* [EXERCISE AIM]: In the material below, find all lines with the string "Ennusteen" and copy them.

* [DATA LISTING]:
□ □ □ □ □ □ □
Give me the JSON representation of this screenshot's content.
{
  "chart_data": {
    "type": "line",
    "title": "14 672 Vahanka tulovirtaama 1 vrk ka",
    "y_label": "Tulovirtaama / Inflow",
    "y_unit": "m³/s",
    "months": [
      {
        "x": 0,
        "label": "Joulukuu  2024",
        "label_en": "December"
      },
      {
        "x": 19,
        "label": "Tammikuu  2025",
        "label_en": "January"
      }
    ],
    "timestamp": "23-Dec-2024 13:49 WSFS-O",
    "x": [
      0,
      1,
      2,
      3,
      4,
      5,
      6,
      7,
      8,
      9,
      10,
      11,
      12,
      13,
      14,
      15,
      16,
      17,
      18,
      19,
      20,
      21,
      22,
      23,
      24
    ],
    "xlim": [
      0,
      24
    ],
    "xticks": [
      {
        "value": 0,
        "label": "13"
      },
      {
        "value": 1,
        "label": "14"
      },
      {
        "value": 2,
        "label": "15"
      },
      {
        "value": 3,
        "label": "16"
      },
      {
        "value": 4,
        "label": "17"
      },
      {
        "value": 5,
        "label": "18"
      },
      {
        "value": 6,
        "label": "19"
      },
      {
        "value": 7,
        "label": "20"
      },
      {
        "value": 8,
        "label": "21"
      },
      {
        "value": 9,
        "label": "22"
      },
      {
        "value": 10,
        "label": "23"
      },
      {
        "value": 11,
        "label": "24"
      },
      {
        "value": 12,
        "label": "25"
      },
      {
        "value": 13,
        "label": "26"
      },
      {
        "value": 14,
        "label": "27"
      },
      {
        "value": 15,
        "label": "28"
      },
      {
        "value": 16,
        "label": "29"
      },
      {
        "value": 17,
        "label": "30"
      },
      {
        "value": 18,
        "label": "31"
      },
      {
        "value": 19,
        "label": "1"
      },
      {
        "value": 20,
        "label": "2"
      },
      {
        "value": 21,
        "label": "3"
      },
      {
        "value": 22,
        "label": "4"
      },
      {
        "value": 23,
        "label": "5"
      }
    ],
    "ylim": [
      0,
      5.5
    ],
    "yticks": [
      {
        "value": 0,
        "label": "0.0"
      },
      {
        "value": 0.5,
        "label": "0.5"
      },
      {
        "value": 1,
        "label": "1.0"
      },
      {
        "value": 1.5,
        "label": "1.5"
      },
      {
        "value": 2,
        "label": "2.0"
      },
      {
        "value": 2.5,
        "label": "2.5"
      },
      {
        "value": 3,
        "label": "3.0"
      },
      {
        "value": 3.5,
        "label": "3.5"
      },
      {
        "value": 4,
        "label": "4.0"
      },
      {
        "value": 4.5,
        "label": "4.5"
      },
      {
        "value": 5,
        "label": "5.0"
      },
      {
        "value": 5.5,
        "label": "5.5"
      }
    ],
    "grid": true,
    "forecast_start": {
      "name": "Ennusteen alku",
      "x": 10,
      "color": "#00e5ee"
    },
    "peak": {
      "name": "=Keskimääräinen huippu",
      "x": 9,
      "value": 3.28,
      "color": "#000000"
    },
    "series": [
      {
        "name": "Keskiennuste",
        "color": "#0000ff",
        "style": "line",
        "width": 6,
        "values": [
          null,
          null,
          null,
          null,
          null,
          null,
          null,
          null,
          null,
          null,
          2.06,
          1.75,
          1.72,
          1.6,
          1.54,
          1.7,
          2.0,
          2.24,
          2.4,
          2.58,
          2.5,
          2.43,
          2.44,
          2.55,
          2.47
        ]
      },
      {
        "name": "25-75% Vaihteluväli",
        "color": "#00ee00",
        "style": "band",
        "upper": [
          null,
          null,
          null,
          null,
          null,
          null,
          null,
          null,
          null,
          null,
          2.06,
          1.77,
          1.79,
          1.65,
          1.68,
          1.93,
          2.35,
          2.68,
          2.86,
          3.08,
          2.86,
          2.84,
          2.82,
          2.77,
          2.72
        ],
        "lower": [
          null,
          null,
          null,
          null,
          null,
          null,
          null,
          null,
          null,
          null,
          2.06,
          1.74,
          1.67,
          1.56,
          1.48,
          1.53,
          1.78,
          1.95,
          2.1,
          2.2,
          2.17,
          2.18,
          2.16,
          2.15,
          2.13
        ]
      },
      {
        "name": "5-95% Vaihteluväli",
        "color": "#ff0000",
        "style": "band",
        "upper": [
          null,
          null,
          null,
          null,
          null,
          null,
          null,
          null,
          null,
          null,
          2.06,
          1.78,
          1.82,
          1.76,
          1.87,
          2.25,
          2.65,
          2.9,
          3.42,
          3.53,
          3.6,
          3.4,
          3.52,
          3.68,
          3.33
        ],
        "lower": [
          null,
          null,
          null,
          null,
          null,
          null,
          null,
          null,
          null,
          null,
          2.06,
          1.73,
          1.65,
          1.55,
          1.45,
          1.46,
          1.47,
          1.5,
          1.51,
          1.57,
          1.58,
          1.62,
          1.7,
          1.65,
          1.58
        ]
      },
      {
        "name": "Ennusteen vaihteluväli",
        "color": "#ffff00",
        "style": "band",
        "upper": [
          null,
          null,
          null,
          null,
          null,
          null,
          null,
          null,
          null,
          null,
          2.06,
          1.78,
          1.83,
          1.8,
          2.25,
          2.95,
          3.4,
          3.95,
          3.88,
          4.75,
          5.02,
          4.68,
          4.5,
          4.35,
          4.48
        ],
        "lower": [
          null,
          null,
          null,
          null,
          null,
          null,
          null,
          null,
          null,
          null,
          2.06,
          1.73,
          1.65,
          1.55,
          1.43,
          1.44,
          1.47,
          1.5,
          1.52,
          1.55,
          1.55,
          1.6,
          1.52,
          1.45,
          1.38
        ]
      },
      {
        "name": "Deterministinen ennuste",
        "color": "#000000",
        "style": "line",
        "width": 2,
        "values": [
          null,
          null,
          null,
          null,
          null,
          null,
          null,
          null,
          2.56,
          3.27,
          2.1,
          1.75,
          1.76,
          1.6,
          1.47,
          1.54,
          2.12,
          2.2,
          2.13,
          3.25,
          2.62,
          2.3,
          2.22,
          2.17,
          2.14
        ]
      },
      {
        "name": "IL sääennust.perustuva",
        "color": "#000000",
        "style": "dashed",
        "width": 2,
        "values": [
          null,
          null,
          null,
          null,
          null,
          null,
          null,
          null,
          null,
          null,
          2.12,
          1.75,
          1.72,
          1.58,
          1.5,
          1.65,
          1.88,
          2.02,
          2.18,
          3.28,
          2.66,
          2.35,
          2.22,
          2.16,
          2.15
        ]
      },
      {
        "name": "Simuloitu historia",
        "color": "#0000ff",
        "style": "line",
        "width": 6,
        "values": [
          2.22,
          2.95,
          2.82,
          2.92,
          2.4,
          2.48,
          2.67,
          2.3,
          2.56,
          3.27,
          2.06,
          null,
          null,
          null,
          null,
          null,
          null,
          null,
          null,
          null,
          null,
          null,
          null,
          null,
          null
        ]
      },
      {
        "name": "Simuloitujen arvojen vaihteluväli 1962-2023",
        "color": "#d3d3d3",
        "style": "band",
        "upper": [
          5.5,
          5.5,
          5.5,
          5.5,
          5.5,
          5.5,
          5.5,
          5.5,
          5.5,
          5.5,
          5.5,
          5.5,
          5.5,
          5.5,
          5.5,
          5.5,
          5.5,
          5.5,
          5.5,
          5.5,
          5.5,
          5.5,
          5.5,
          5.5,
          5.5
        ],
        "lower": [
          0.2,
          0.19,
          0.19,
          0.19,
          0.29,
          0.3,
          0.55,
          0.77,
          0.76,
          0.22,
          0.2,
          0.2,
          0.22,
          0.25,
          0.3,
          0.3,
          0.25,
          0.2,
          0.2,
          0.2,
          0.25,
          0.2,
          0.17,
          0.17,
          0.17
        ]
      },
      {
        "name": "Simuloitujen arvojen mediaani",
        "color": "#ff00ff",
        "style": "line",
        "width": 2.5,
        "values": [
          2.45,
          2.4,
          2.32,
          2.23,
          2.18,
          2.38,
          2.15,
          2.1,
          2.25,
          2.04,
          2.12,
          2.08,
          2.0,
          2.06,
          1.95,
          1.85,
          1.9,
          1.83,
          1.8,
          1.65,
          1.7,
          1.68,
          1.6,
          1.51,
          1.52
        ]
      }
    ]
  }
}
□ □ □ □ □ □ □
* [SOLUTION BELOW]:
      "name": "Ennusteen alku",
        "name": "Ennusteen vaihteluväli",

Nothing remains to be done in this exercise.